━━━ FRAGMENT ━━━

Zostaje ulgowy VAT

Polska do końca 2010 roku będzie mogła stosować obniżoną stawkę. Z decyzji Brukseli cieszą się księgarze, firmy produkujące żywność i restauratorzy

Aktualizacja: 05.12.2007 11:24 Publikacja: 05.12.2007 05:04

Zostaje ulgowy VAT

Foto: Fotorzepa, Raf Rafał Guz

Porozumienie w sprawie stawek VAT osiągnęli wczoraj wieczorem w Brukseli ministrowie finansów 27 państw Unii Europejskiej. Do przedłużenia ulg dla Polski, Czech, Cypru, Malty i Słowenii udało się przekonać niechętne temu Danię i Niemcy. W sprawach podatkowych wymagana jest jednomyślność.

━━━ DOSTARCZONE INFORMACJE ━━━

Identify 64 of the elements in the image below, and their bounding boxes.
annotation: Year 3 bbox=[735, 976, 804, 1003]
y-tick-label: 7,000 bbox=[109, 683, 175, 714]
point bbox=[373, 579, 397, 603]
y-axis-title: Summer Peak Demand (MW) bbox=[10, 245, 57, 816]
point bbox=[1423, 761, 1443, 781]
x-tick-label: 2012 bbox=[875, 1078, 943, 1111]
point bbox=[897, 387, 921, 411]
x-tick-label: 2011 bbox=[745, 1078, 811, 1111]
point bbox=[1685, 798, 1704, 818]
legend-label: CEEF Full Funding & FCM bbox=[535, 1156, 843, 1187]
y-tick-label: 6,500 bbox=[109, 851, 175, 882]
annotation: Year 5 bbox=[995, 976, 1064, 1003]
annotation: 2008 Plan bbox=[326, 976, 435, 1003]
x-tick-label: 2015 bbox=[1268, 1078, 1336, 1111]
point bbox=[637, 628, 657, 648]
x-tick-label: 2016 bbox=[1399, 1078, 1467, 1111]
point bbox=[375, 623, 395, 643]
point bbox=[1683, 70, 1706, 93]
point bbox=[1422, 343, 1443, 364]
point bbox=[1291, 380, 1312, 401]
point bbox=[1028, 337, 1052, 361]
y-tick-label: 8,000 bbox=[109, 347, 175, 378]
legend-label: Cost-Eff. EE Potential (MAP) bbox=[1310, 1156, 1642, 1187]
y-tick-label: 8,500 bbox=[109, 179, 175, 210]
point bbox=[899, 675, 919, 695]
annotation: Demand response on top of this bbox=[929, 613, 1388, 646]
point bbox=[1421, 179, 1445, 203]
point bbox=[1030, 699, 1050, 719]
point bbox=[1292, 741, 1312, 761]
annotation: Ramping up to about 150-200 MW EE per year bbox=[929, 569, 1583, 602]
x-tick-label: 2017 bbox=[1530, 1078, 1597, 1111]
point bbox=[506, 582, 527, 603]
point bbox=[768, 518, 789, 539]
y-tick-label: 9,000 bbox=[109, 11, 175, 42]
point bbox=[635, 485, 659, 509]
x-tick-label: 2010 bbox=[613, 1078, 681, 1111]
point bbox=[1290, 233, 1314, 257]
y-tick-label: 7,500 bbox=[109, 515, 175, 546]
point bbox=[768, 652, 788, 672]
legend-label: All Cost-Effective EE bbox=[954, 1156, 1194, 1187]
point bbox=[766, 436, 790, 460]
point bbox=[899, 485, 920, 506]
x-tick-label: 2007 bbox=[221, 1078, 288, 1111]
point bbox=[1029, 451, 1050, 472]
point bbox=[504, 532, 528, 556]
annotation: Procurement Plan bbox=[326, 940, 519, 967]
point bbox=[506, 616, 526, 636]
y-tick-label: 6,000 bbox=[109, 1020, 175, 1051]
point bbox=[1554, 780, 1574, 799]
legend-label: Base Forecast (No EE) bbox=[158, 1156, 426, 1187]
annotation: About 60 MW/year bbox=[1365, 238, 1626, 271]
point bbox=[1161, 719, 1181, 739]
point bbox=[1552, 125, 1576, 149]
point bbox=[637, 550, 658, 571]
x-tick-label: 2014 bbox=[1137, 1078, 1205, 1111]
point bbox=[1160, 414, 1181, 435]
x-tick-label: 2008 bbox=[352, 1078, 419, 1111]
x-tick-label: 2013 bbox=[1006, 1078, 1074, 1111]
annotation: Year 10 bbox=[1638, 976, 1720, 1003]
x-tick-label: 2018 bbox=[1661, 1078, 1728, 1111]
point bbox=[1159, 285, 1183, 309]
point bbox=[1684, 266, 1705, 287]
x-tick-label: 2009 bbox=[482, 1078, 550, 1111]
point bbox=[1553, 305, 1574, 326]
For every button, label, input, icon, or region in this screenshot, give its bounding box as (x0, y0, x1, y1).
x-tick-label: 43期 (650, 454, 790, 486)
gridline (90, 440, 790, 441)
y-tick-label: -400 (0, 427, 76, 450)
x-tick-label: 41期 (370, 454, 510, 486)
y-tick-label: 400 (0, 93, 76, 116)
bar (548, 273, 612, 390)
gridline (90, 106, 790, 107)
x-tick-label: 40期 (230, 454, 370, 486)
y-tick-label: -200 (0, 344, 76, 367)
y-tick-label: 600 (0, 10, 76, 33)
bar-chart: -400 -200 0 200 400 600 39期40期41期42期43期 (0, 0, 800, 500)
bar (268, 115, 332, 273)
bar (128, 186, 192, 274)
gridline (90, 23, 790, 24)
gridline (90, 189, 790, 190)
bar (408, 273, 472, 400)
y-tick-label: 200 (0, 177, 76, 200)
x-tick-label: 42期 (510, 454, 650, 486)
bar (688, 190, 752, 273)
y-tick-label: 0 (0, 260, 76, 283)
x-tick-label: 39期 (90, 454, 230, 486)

━━━

■ **CELE**:
• A. Które dwa państwa trzeba było przekonać do przedłużenia ulg według artykułu o ulgowym VAT?
• B. Streść artykuł o ulgowym VAT w dwóch zdaniach.
• C. Podaj dalszy ciąg artykułu o ulgowym VAT, zaczynając po jego ostatnim zdaniu.
Pozycje nie mają tu żadnego znaczenia.

■ **WYNIKI ĆWICZENIA**:
• A. Danię i Niemcy.

• B. Ministrowie finansów 27 państw Unii Europejskiej osiągnęli w Brukseli porozumienie w sprawie stawek VAT, dzięki któremu Polska będzie mogła stosować obniżoną stawkę do końca 2010 roku. Do przedłużenia ulg dla Polski, Czech, Cypru, Malty i Słowenii udało się przekonać niechętne temu Danię i Niemcy, a w sprawach podatkowych wymagana jest jednomyślność.

• C.
Dzięki porozumieniu Polska będzie mogła utrzymać ulgi, które – według ustaleń z traktatu akcesyjnego – miały wygasnąć już od przyszłego roku. Tak więc do końca 2010 roku mamy zagwarantowaną możliwość stosowania zerowej stawki na książki i specjalistyczne periodyki, obniżoną 7-procentową stawkę na budowę i remonty mieszkań oraz usługi restauracyjne, a także specjalną 3-proc. stawkę na żywność. Ulga na budownictwo mieszkaniowe nie była dla nas tak ważna jak pozostałe, bo budownictwo mieszkaniowe jest już chronione dzięki innej dopuszczalnej w Unii Europejskiej uldze – na budownictwo społeczne. Jeszcze Sejm ostatniej kadencji przyjął ustawę o ulgowej stawce na mieszkania do 150 mkw. i domy do 300 mkw. powierzchni.

Polski rząd jest bardzo zadowolony z faktu, że udało się utrzymać obniżone stawki VAT na usługi gastronomiczne, nieprzetworzoną żywność oraz książki. – Mieliśmy nadzieję, że tak się stanie, dlatego nie zakładaliśmy zwiększonych wpływów z tego tytułu w przyszłorocznym budżecie – poinformowała „Rz” wiceminister finansów Elżbieta Suchocka-Roguska. – Gdyby stało się inaczej, mielibyśmy po prostu nieprzewidzianą nadwyżkę. Wiceminister zapewniła też, że decyzja Komisji w żaden sposób nie wpływa na stan prawny obowiązujący w kraju. Nadal będą obowiązywać dotychczasowe przepisy regulujące kwestię ściągania podatku od towarów i usług w tych konkretnych przypadkach.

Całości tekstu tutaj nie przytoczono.